## INSTRUCTION
A faithful transcription of all the data is required.

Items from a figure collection

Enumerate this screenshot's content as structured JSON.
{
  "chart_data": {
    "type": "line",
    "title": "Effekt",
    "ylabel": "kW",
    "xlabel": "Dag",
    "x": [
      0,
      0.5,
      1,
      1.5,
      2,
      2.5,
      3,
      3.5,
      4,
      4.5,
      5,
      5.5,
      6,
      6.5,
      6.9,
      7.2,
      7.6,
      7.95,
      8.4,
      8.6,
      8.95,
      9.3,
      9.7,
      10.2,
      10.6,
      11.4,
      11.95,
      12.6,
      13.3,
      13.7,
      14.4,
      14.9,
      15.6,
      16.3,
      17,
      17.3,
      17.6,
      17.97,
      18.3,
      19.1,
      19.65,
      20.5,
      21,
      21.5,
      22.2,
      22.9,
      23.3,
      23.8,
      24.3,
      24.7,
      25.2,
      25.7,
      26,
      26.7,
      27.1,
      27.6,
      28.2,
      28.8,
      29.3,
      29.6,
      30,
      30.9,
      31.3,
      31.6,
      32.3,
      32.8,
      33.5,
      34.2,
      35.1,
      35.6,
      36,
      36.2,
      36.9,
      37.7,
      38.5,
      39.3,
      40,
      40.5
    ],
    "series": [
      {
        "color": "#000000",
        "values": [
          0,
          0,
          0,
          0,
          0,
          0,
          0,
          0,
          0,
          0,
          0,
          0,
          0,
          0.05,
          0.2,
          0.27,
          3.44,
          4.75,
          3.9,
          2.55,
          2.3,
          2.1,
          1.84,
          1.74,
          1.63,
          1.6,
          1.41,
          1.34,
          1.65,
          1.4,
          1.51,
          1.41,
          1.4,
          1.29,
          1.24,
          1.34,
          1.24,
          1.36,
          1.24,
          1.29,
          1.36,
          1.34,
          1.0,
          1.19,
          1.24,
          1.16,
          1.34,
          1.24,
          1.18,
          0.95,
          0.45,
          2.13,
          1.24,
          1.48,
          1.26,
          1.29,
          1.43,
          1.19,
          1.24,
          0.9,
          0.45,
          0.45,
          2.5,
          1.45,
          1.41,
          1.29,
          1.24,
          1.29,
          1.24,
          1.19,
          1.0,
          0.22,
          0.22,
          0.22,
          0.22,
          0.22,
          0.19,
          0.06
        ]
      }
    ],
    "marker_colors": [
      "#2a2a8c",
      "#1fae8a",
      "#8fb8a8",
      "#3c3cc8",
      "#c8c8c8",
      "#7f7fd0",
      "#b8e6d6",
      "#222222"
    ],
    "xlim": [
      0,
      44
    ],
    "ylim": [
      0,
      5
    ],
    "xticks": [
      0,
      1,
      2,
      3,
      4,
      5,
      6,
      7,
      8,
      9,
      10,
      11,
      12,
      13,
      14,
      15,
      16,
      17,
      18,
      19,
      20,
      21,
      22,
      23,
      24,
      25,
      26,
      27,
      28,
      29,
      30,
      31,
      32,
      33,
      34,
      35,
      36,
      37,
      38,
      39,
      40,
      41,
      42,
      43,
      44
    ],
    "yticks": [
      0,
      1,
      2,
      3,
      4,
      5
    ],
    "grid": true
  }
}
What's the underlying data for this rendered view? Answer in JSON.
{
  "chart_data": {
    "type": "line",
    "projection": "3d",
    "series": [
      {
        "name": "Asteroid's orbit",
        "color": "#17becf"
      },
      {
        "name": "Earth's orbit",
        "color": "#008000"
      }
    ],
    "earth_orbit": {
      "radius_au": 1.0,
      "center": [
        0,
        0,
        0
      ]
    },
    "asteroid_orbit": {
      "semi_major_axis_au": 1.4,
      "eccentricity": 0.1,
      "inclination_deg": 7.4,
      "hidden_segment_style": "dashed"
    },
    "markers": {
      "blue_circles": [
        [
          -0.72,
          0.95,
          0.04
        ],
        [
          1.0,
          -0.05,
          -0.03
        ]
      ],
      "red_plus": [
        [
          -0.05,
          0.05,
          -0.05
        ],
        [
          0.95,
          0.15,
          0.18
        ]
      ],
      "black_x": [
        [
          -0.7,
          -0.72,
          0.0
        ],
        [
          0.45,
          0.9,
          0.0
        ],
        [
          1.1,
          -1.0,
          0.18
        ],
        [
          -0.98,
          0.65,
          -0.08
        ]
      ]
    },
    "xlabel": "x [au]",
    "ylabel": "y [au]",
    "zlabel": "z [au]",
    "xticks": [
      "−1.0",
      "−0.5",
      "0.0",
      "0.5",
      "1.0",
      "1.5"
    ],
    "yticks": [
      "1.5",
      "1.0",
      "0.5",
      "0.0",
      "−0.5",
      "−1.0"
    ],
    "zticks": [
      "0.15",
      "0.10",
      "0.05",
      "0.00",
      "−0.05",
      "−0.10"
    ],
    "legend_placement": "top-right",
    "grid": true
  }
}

## EXPECTED OUTPUT
Enumerate this screenshot's content as structured JSON.
{
  "chart_data": {
    "type": "line",
    "title": "Effekt",
    "ylabel": "kW",
    "xlabel": "Dag",
    "x": [
      0,
      0.5,
      1,
      1.5,
      2,
      2.5,
      3,
      3.5,
      4,
      4.5,
      5,
      5.5,
      6,
      6.5,
      6.9,
      7.2,
      7.6,
      7.95,
      8.4,
      8.6,
      8.95,
      9.3,
      9.7,
      10.2,
      10.6,
      11.4,
      11.95,
      12.6,
      13.3,
      13.7,
      14.4,
      14.9,
      15.6,
      16.3,
      17,
      17.3,
      17.6,
      17.97,
      18.3,
      19.1,
      19.65,
      20.5,
      21,
      21.5,
      22.2,
      22.9,
      23.3,
      23.8,
      24.3,
      24.7,
      25.2,
      25.7,
      26,
      26.7,
      27.1,
      27.6,
      28.2,
      28.8,
      29.3,
      29.6,
      30,
      30.9,
      31.3,
      31.6,
      32.3,
      32.8,
      33.5,
      34.2,
      35.1,
      35.6,
      36,
      36.2,
      36.9,
      37.7,
      38.5,
      39.3,
      40,
      40.5
    ],
    "series": [
      {
        "color": "#000000",
        "values": [
          0,
          0,
          0,
          0,
          0,
          0,
          0,
          0,
          0,
          0,
          0,
          0,
          0,
          0.05,
          0.2,
          0.27,
          3.44,
          4.75,
          3.9,
          2.55,
          2.3,
          2.1,
          1.84,
          1.74,
          1.63,
          1.6,
          1.41,
          1.34,
          1.65,
          1.4,
          1.51,
          1.41,
          1.4,
          1.29,
          1.24,
          1.34,
          1.24,
          1.36,
          1.24,
          1.29,
          1.36,
          1.34,
          1.0,
          1.19,
          1.24,
          1.16,
          1.34,
          1.24,
          1.18,
          0.95,
          0.45,
          2.13,
          1.24,
          1.48,
          1.26,
          1.29,
          1.43,
          1.19,
          1.24,
          0.9,
          0.45,
          0.45,
          2.5,
          1.45,
          1.41,
          1.29,
          1.24,
          1.29,
          1.24,
          1.19,
          1.0,
          0.22,
          0.22,
          0.22,
          0.22,
          0.22,
          0.19,
          0.06
        ]
      }
    ],
    "marker_colors": [
      "#2a2a8c",
      "#1fae8a",
      "#8fb8a8",
      "#3c3cc8",
      "#c8c8c8",
      "#7f7fd0",
      "#b8e6d6",
      "#222222"
    ],
    "xlim": [
      0,
      44
    ],
    "ylim": [
      0,
      5
    ],
    "xticks": [
      0,
      1,
      2,
      3,
      4,
      5,
      6,
      7,
      8,
      9,
      10,
      11,
      12,
      13,
      14,
      15,
      16,
      17,
      18,
      19,
      20,
      21,
      22,
      23,
      24,
      25,
      26,
      27,
      28,
      29,
      30,
      31,
      32,
      33,
      34,
      35,
      36,
      37,
      38,
      39,
      40,
      41,
      42,
      43,
      44
    ],
    "yticks": [
      0,
      1,
      2,
      3,
      4,
      5
    ],
    "grid": true
  }
}
What's the underlying data for this rendered view? Answer in JSON.
{
  "chart_data": {
    "type": "line",
    "projection": "3d",
    "series": [
      {
        "name": "Asteroid's orbit",
        "color": "#17becf"
      },
      {
        "name": "Earth's orbit",
        "color": "#008000"
      }
    ],
    "earth_orbit": {
      "radius_au": 1.0,
      "center": [
        0,
        0,
        0
      ]
    },
    "asteroid_orbit": {
      "semi_major_axis_au": 1.4,
      "eccentricity": 0.1,
      "inclination_deg": 7.4,
      "hidden_segment_style": "dashed"
    },
    "markers": {
      "blue_circles": [
        [
          -0.72,
          0.95,
          0.04
        ],
        [
          1.0,
          -0.05,
          -0.03
        ]
      ],
      "red_plus": [
        [
          -0.05,
          0.05,
          -0.05
        ],
        [
          0.95,
          0.15,
          0.18
        ]
      ],
      "black_x": [
        [
          -0.7,
          -0.72,
          0.0
        ],
        [
          0.45,
          0.9,
          0.0
        ],
        [
          1.1,
          -1.0,
          0.18
        ],
        [
          -0.98,
          0.65,
          -0.08
        ]
      ]
    },
    "xlabel": "x [au]",
    "ylabel": "y [au]",
    "zlabel": "z [au]",
    "xticks": [
      "−1.0",
      "−0.5",
      "0.0",
      "0.5",
      "1.0",
      "1.5"
    ],
    "yticks": [
      "1.5",
      "1.0",
      "0.5",
      "0.0",
      "−0.5",
      "−1.0"
    ],
    "zticks": [
      "0.15",
      "0.10",
      "0.05",
      "0.00",
      "−0.05",
      "−0.10"
    ],
    "legend_placement": "top-right",
    "grid": true
  }
}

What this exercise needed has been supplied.